>>

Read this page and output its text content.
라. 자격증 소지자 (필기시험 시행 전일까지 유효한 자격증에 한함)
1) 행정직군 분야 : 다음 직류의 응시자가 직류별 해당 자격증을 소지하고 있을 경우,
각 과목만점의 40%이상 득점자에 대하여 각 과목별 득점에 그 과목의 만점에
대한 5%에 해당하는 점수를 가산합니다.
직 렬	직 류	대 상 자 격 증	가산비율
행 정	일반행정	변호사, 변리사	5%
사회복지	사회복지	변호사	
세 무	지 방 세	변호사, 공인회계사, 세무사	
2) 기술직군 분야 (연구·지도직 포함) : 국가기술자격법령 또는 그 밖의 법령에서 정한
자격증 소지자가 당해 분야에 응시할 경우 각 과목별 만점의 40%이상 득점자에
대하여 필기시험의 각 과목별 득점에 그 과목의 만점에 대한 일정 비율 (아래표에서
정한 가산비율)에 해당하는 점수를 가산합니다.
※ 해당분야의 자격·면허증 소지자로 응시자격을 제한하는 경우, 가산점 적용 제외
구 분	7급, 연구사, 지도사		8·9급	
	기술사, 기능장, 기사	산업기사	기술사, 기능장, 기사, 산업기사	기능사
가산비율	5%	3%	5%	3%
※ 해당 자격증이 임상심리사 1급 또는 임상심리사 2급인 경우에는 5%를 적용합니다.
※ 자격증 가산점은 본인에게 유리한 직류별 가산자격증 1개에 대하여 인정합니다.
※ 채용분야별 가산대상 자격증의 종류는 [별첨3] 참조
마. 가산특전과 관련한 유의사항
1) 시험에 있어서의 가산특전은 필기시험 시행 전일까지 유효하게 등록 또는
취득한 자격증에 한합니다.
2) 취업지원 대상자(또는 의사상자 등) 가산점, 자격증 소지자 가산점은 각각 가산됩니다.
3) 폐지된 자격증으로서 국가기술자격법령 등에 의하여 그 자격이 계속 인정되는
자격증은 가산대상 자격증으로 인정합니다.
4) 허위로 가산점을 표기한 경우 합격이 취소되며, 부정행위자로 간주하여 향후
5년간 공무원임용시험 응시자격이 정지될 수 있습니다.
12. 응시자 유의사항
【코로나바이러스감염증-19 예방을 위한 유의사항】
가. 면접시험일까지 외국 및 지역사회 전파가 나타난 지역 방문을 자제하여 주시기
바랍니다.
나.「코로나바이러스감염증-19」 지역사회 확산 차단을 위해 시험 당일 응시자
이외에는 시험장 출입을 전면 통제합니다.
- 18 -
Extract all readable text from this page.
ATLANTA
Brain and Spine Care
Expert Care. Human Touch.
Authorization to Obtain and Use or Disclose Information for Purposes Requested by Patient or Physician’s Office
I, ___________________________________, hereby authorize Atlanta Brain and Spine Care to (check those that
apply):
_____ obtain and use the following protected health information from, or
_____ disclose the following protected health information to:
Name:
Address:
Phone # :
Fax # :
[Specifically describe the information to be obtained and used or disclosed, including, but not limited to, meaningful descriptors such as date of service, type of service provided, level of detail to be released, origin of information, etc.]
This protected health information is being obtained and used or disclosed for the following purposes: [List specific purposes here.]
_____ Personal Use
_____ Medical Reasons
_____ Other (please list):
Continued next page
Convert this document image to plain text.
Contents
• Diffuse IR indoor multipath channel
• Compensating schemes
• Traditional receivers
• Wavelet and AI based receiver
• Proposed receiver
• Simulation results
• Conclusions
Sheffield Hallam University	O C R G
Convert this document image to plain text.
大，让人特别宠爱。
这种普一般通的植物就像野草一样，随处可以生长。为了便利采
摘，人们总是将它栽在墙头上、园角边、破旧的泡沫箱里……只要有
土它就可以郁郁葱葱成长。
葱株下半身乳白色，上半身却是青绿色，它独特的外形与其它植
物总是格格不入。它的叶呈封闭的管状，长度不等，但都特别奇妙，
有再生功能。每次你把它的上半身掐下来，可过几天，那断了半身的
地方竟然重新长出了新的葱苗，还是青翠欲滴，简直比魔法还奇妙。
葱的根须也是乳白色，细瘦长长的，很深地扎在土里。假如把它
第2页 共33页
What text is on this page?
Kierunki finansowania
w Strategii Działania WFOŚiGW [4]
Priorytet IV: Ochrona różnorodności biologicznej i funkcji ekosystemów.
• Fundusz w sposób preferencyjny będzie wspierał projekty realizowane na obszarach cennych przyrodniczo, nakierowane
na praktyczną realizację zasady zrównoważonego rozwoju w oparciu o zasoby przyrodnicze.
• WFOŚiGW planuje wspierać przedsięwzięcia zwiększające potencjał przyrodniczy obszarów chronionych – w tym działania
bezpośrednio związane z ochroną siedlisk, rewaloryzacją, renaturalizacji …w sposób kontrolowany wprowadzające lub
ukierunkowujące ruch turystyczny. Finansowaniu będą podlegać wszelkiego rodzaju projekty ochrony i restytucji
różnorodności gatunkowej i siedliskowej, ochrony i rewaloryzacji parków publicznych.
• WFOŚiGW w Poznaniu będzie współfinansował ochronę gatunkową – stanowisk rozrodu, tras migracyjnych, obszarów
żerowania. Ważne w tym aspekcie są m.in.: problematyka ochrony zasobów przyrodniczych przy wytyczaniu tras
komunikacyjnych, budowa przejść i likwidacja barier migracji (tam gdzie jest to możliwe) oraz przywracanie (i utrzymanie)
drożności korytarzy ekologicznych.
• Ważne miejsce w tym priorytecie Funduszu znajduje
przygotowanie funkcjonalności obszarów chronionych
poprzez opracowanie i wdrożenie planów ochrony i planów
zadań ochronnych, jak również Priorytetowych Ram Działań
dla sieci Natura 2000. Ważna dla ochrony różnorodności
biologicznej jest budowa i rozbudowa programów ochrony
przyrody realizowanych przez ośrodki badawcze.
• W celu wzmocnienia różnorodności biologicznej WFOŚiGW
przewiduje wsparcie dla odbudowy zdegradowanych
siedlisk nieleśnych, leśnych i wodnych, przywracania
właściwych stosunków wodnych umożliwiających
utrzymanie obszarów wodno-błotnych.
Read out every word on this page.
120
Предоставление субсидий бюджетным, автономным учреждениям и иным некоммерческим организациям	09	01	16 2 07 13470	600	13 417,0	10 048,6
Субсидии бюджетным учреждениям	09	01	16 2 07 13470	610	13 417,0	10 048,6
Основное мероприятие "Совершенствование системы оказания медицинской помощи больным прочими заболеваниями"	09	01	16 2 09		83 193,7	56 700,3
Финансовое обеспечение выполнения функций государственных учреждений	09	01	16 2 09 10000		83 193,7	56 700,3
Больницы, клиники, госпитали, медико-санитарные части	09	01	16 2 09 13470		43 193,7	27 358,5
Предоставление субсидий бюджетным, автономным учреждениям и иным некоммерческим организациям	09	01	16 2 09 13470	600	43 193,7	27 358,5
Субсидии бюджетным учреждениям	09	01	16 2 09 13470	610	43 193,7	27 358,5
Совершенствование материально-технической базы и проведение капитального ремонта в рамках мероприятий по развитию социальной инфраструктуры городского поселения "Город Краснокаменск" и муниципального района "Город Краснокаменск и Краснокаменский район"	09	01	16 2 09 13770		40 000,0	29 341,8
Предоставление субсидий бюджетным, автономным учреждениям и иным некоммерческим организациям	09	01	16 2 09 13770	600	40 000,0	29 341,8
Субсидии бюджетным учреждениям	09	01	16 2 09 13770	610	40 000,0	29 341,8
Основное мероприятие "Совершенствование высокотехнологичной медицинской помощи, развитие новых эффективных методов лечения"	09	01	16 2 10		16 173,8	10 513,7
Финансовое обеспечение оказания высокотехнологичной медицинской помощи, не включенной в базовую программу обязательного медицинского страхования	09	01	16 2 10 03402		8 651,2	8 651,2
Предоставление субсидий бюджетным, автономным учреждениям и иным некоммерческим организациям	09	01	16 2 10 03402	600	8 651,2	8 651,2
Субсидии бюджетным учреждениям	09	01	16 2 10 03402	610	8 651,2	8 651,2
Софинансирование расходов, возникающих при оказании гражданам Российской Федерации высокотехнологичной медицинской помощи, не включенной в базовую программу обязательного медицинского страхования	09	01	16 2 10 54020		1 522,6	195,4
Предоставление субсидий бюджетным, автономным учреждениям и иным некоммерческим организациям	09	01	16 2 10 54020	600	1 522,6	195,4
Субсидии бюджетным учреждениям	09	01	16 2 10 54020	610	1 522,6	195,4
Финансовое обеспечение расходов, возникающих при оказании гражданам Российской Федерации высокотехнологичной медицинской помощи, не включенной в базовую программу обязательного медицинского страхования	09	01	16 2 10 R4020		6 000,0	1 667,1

<<

• Brief:
Write out every line of the listing that holds the word "Предоставление".

• Finished exercise:
Предоставление субсидий бюджетным, автономным учреждениям и иным некоммерческим организациям	09	01	16 2 07 13470	600	13 417,0	10 048,6
Предоставление субсидий бюджетным, автономным учреждениям и иным некоммерческим организациям	09	01	16 2 09 13470	600	43 193,7	27 358,5
Предоставление субсидий бюджетным, автономным учреждениям и иным некоммерческим организациям	09	01	16 2 09 13770	600	40 000,0	29 341,8
Предоставление субсидий бюджетным, автономным учреждениям и иным некоммерческим организациям	09	01	16 2 10 03402	600	8 651,2	8 651,2
Предоставление субсидий бюджетным, автономным учреждениям и иным некоммерческим организациям	09	01	16 2 10 54020	600	1 522,6	195,4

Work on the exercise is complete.